▶ **GOAL**
Find all lines in the records that include the word "Каковы", and copy them out.

▶ **MATERIALS PROVIDED**

===

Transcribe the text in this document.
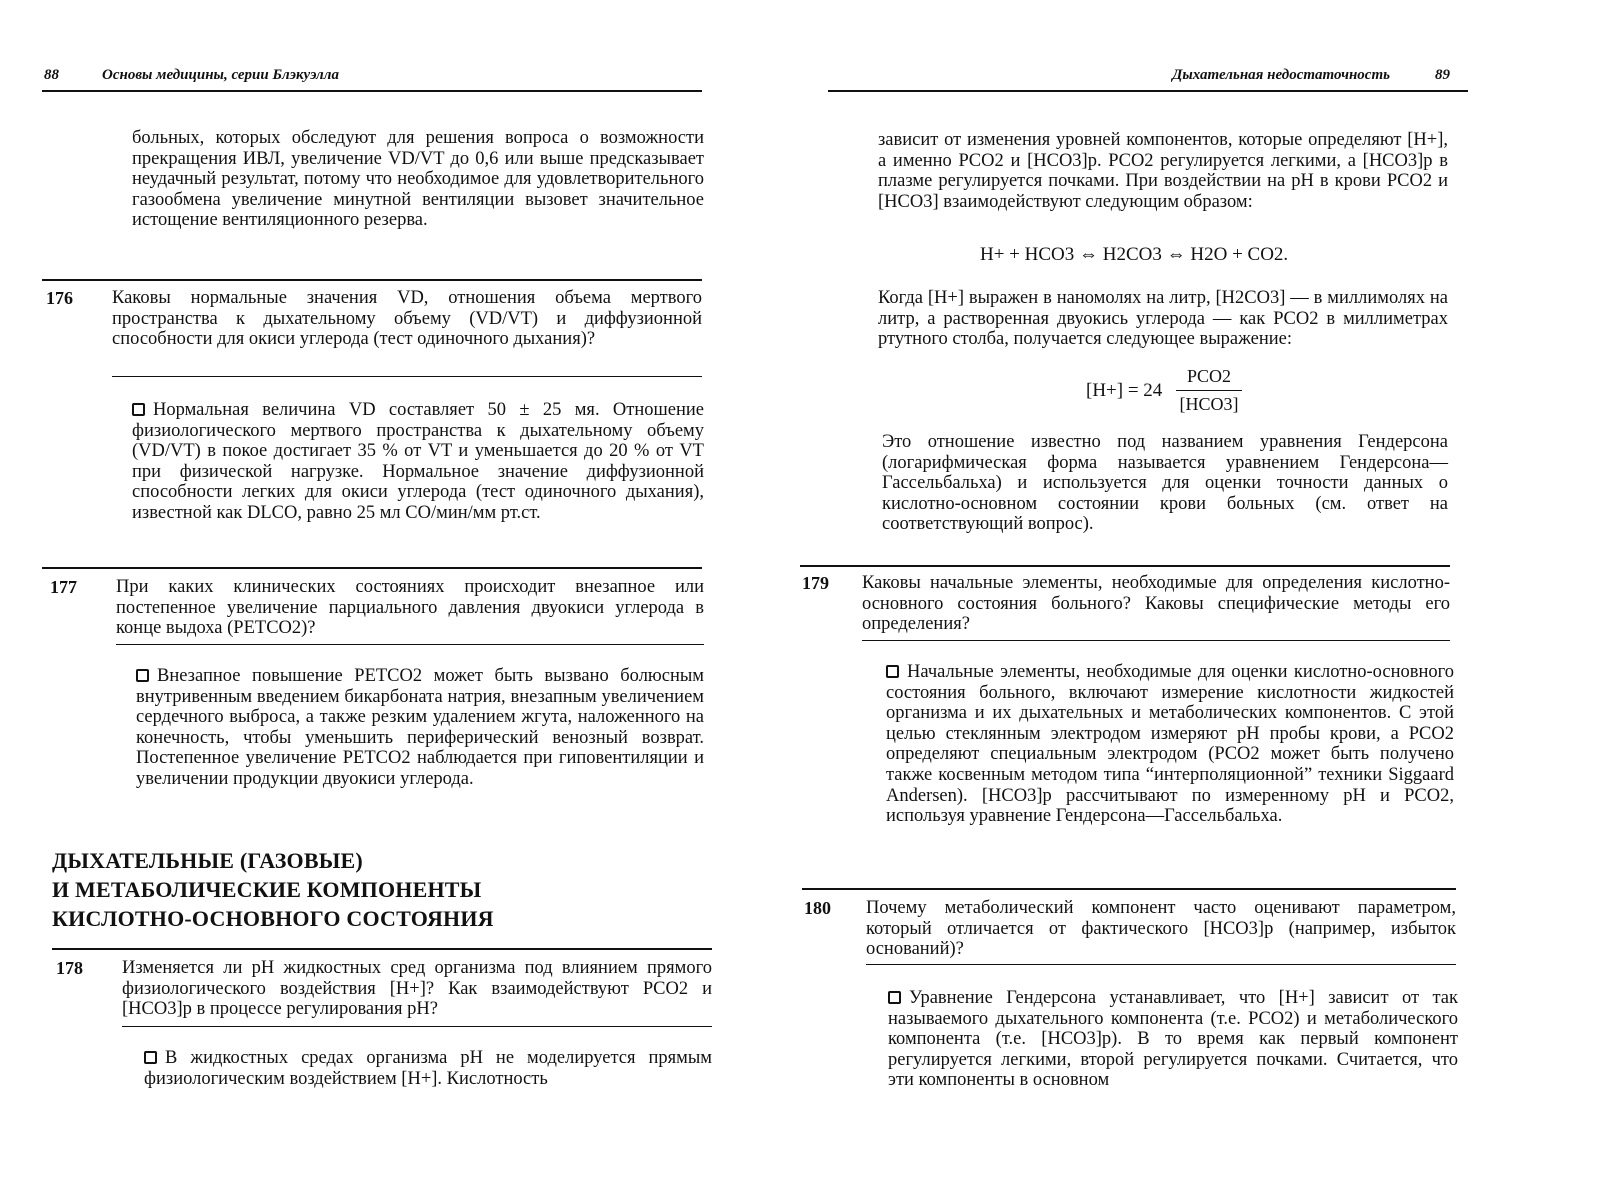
88	Основы медицины, серии Блэкуэлла

больных, которых обследуют для решения вопроса о возможности прекращения ИВЛ, увеличение VD/VT до 0,6 или выше предсказывает неудачный результат, потому что необходимое для удовлетворительного газообмена увеличение минутной вентиляции вызовет значительное истощение вентиляционного резерва.

176 Каковы нормальные значения VD, отношения объема мертвого пространства к дыхательному объему (VD/VT) и диффузионной способности для окиси углерода (тест одиночного дыхания)?

Нормальная величина VD составляет 50 ± 25 мя. Отношение физиологического мертвого пространства к дыхательному объему (VD/VT) в покое достигает 35 % от VT и уменьшается до 20 % от VT при физической нагрузке. Нормальное значение диффузионной способности легких для окиси углерода (тест одиночного дыхания), известной как DLCO, равно 25 мл CO/мин/мм рт.ст.

177 При каких клинических состояниях происходит внезапное или постепенное увеличение парциального давления двуокиси углерода в конце выдоха (PETCO2)?

Внезапное повышение PETCO2 может быть вызвано болюсным внутривенным введением бикарбоната натрия, внезапным увеличением сердечного выброса, а также резким удалением жгута, наложенного на конечность, чтобы уменьшить периферический венозный возврат. Постепенное увеличение PETCO2 наблюдается при гиповентиляции и увеличении продукции двуокиси углерода.

ДЫХАТЕЛЬНЫЕ (ГАЗОВЫЕ)
И МЕТАБОЛИЧЕСКИЕ КОМПОНЕНТЫ
КИСЛОТНО-ОСНОВНОГО СОСТОЯНИЯ
178 Изменяется ли pH жидкостных сред организма под влиянием прямого физиологического воздействия [H+]? Как взаимодействуют PCO2 и [HCO3]p в процессе регулирования pH?

В жидкостных средах организма pH не моделируется прямым физиологическим воздействием [H+]. Кислотность

Дыхательная недостаточность	89

зависит от изменения уровней компонентов, которые определяют [H+], а именно PCO2 и [HCO3]p. PCO2 регулируется легкими, а [HCO3]p в плазме регулируется почками. При воздействии на pH в крови PCO2 и [HCO3] взаимодействуют следующим образом:

H+ + HCO3 ⇔ H2CO3 ⇔ H2O + CO2.

Когда [H+] выражен в наномолях на литр, [H2CO3] — в миллимолях на литр, а растворенная двуокись углерода — как PCO2 в миллиметрах ртутного столба, получается следующее выражение:

[H+] = 24
PCO2
[HCO3]

Это отношение известно под названием уравнения Гендерсона (логарифмическая форма называется уравнением Гендерсона—Гассельбальха) и используется для оценки точности данных о кислотно-основном состоянии крови больных (см. ответ на соответствующий вопрос).

179 Каковы начальные элементы, необходимые для определения кислотно-основного состояния больного? Каковы специфические методы его определения?

Начальные элементы, необходимые для оценки кислотно-основного состояния больного, включают измерение кислотности жидкостей организма и их дыхательных и метаболических компонентов. С этой целью стеклянным электродом измеряют pH пробы крови, а PCO2 определяют специальным электродом (PCO2 может быть получено также косвенным методом типа “интерполяционной” техники Siggaard Andersen). [HCO3]p рассчитывают по измеренному pH и PCO2, используя уравнение Гендерсона—Гассельбальха.

180 Почему метаболический компонент часто оценивают параметром, который отличается от фактического [HCO3]p (например, избыток оснований)?

Уравнение Гендерсона устанавливает, что [H+] зависит от так называемого дыхательного компонента (т.е. PCO2) и метаболического компонента (т.е. [HCO3]p). В то время как первый компонент регулируется легкими, второй регулируется почками. Считается, что эти компоненты в основном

===

▶ **THE RESULT**
176 Каковы нормальные значения VD, отношения объема мертвого пространства к дыхательному объему (VD/VT) и диффузионной способности для окиси углерода (тест одиночного дыхания)?
179 Каковы начальные элементы, необходимые для определения кислотно-основного состояния больного? Каковы специфические методы его определения?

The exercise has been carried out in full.